◆ **GOAL**: Reproduce each of the lines below word for word, keeping their order.

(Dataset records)
# # #

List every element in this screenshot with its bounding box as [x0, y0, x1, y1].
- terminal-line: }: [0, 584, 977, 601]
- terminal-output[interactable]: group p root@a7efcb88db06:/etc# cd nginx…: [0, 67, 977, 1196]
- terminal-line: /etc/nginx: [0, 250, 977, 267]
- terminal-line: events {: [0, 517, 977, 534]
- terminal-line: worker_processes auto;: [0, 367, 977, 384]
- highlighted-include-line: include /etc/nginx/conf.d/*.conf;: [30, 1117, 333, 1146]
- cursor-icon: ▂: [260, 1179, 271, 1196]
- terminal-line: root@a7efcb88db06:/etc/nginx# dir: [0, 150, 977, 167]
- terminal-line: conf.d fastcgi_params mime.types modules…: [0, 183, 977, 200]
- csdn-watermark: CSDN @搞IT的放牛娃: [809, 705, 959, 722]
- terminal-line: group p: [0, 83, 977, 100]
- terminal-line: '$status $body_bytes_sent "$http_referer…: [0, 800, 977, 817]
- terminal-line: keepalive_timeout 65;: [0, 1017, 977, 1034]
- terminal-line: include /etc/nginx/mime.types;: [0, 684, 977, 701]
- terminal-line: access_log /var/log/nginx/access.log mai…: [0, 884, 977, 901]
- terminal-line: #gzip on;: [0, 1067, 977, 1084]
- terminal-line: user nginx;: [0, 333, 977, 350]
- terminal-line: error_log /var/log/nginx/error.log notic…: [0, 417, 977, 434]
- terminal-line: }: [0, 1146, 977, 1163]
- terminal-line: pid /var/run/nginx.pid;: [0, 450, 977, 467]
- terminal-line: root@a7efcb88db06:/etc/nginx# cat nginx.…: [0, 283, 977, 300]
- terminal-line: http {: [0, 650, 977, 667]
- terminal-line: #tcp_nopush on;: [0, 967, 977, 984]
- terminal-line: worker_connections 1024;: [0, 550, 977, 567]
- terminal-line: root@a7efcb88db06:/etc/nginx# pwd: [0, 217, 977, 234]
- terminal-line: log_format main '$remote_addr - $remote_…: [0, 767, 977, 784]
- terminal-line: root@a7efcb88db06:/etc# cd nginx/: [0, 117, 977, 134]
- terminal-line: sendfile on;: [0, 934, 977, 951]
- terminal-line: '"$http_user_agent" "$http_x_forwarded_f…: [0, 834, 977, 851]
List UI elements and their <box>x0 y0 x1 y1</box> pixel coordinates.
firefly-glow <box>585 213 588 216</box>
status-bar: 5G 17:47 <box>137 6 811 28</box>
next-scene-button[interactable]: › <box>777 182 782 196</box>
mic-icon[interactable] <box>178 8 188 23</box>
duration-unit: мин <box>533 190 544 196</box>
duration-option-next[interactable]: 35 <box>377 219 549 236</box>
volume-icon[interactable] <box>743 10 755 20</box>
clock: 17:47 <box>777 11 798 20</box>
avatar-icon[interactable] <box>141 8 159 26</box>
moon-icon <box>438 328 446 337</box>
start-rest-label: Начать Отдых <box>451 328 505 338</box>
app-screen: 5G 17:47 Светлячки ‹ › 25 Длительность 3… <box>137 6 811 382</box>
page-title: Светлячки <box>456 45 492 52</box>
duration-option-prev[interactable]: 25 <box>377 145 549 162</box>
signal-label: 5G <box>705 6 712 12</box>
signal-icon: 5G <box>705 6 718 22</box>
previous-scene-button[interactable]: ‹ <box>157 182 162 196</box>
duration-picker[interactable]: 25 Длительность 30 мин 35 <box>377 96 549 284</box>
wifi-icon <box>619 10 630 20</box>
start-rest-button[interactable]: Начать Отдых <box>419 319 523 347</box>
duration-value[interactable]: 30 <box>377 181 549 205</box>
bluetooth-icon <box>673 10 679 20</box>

# # #

◆ **TASK ANSWER**:
List every element in this screenshot with its bounding box as [x0, y0, x1, y1].
- terminal-line: }: [0, 584, 977, 601]
- terminal-output[interactable]: group p root@a7efcb88db06:/etc# cd nginx…: [0, 67, 977, 1196]
- terminal-line: /etc/nginx: [0, 250, 977, 267]
- terminal-line: events {: [0, 517, 977, 534]
- terminal-line: worker_processes auto;: [0, 367, 977, 384]
- highlighted-include-line: include /etc/nginx/conf.d/*.conf;: [30, 1117, 333, 1146]
- cursor-icon: ▂: [260, 1179, 271, 1196]
- terminal-line: root@a7efcb88db06:/etc/nginx# dir: [0, 150, 977, 167]
- terminal-line: conf.d fastcgi_params mime.types modules…: [0, 183, 977, 200]
- csdn-watermark: CSDN @搞IT的放牛娃: [809, 705, 959, 722]
- terminal-line: group p: [0, 83, 977, 100]
- terminal-line: '$status $body_bytes_sent "$http_referer…: [0, 800, 977, 817]
- terminal-line: keepalive_timeout 65;: [0, 1017, 977, 1034]
- terminal-line: include /etc/nginx/mime.types;: [0, 684, 977, 701]
- terminal-line: access_log /var/log/nginx/access.log mai…: [0, 884, 977, 901]
- terminal-line: #gzip on;: [0, 1067, 977, 1084]
- terminal-line: user nginx;: [0, 333, 977, 350]
- terminal-line: error_log /var/log/nginx/error.log notic…: [0, 417, 977, 434]
- terminal-line: }: [0, 1146, 977, 1163]
- terminal-line: pid /var/run/nginx.pid;: [0, 450, 977, 467]
- terminal-line: root@a7efcb88db06:/etc/nginx# cat nginx.…: [0, 283, 977, 300]
- terminal-line: http {: [0, 650, 977, 667]
- terminal-line: #tcp_nopush on;: [0, 967, 977, 984]
- terminal-line: worker_connections 1024;: [0, 550, 977, 567]
- terminal-line: root@a7efcb88db06:/etc/nginx# pwd: [0, 217, 977, 234]
- terminal-line: log_format main '$remote_addr - $remote_…: [0, 767, 977, 784]
- terminal-line: root@a7efcb88db06:/etc# cd nginx/: [0, 117, 977, 134]
- terminal-line: sendfile on;: [0, 934, 977, 951]
- terminal-line: '"$http_user_agent" "$http_x_forwarded_f…: [0, 834, 977, 851]
List UI elements and their <box>x0 y0 x1 y1</box> pixel coordinates.
firefly-glow <box>585 213 588 216</box>
status-bar: 5G 17:47 <box>137 6 811 28</box>
next-scene-button[interactable]: › <box>777 182 782 196</box>
mic-icon[interactable] <box>178 8 188 23</box>
duration-unit: мин <box>533 190 544 196</box>
duration-option-next[interactable]: 35 <box>377 219 549 236</box>
volume-icon[interactable] <box>743 10 755 20</box>
clock: 17:47 <box>777 11 798 20</box>
avatar-icon[interactable] <box>141 8 159 26</box>
moon-icon <box>438 328 446 337</box>
start-rest-label: Начать Отдых <box>451 328 505 338</box>
app-screen: 5G 17:47 Светлячки ‹ › 25 Длительность 3… <box>137 6 811 382</box>
page-title: Светлячки <box>456 45 492 52</box>
duration-option-prev[interactable]: 25 <box>377 145 549 162</box>
signal-label: 5G <box>705 6 712 12</box>
signal-icon: 5G <box>705 6 718 22</box>
previous-scene-button[interactable]: ‹ <box>157 182 162 196</box>
duration-picker[interactable]: 25 Длительность 30 мин 35 <box>377 96 549 284</box>
wifi-icon <box>619 10 630 20</box>
start-rest-button[interactable]: Начать Отдых <box>419 319 523 347</box>
duration-value[interactable]: 30 <box>377 181 549 205</box>
bluetooth-icon <box>673 10 679 20</box>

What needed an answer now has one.